:: WHAT THE EXERCISE ASKS ::
Copy every line of the records below word for word, in the same order.

___

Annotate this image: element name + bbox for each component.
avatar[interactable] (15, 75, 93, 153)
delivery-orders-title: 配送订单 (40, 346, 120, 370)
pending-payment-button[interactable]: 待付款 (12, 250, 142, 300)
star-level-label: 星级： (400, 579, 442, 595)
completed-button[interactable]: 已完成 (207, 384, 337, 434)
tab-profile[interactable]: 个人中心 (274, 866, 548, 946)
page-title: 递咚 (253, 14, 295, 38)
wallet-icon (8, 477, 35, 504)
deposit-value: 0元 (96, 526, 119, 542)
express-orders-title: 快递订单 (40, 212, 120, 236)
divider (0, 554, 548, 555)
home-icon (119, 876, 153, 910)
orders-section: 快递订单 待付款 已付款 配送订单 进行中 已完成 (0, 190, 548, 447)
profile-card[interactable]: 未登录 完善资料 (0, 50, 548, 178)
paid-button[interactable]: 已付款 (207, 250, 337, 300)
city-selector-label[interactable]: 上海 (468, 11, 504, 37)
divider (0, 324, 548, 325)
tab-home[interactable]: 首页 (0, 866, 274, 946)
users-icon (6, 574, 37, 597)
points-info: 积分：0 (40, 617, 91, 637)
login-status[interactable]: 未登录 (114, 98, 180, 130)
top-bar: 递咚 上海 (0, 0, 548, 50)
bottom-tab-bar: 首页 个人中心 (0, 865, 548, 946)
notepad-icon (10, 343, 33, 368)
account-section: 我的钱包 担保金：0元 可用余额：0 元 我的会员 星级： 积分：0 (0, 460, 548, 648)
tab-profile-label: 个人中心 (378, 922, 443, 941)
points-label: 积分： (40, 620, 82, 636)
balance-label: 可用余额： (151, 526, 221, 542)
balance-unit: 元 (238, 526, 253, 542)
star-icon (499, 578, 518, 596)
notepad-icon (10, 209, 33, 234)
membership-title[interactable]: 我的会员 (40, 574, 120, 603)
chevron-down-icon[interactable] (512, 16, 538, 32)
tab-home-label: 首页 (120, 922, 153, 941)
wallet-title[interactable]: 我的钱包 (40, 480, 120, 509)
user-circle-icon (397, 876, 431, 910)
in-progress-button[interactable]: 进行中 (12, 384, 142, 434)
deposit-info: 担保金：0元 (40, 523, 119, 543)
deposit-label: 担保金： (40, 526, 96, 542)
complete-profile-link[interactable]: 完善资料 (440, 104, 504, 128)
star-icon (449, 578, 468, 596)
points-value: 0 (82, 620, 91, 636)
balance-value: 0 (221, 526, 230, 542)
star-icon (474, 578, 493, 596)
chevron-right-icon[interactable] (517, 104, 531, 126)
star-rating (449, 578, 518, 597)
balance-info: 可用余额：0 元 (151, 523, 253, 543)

___

:: EXERCISE RESULT ::
Annotate this image: element name + bbox for each component.
avatar[interactable] (15, 75, 93, 153)
delivery-orders-title: 配送订单 (40, 346, 120, 370)
pending-payment-button[interactable]: 待付款 (12, 250, 142, 300)
star-level-label: 星级： (400, 579, 442, 595)
completed-button[interactable]: 已完成 (207, 384, 337, 434)
tab-profile[interactable]: 个人中心 (274, 866, 548, 946)
page-title: 递咚 (253, 14, 295, 38)
wallet-icon (8, 477, 35, 504)
deposit-value: 0元 (96, 526, 119, 542)
express-orders-title: 快递订单 (40, 212, 120, 236)
divider (0, 554, 548, 555)
home-icon (119, 876, 153, 910)
orders-section: 快递订单 待付款 已付款 配送订单 进行中 已完成 (0, 190, 548, 447)
profile-card[interactable]: 未登录 完善资料 (0, 50, 548, 178)
paid-button[interactable]: 已付款 (207, 250, 337, 300)
city-selector-label[interactable]: 上海 (468, 11, 504, 37)
divider (0, 324, 548, 325)
tab-home[interactable]: 首页 (0, 866, 274, 946)
users-icon (6, 574, 37, 597)
points-info: 积分：0 (40, 617, 91, 637)
login-status[interactable]: 未登录 (114, 98, 180, 130)
top-bar: 递咚 上海 (0, 0, 548, 50)
bottom-tab-bar: 首页 个人中心 (0, 865, 548, 946)
notepad-icon (10, 343, 33, 368)
account-section: 我的钱包 担保金：0元 可用余额：0 元 我的会员 星级： 积分：0 (0, 460, 548, 648)
tab-profile-label: 个人中心 (378, 922, 443, 941)
points-label: 积分： (40, 620, 82, 636)
balance-label: 可用余额： (151, 526, 221, 542)
balance-unit: 元 (238, 526, 253, 542)
star-icon (499, 578, 518, 596)
notepad-icon (10, 209, 33, 234)
membership-title[interactable]: 我的会员 (40, 574, 120, 603)
chevron-down-icon[interactable] (512, 16, 538, 32)
tab-home-label: 首页 (120, 922, 153, 941)
wallet-title[interactable]: 我的钱包 (40, 480, 120, 509)
user-circle-icon (397, 876, 431, 910)
in-progress-button[interactable]: 进行中 (12, 384, 142, 434)
deposit-info: 担保金：0元 (40, 523, 119, 543)
deposit-label: 担保金： (40, 526, 96, 542)
complete-profile-link[interactable]: 完善资料 (440, 104, 504, 128)
star-icon (449, 578, 468, 596)
points-value: 0 (82, 620, 91, 636)
balance-value: 0 (221, 526, 230, 542)
star-icon (474, 578, 493, 596)
chevron-right-icon[interactable] (517, 104, 531, 126)
star-rating (449, 578, 518, 597)
balance-info: 可用余额：0 元 (151, 523, 253, 543)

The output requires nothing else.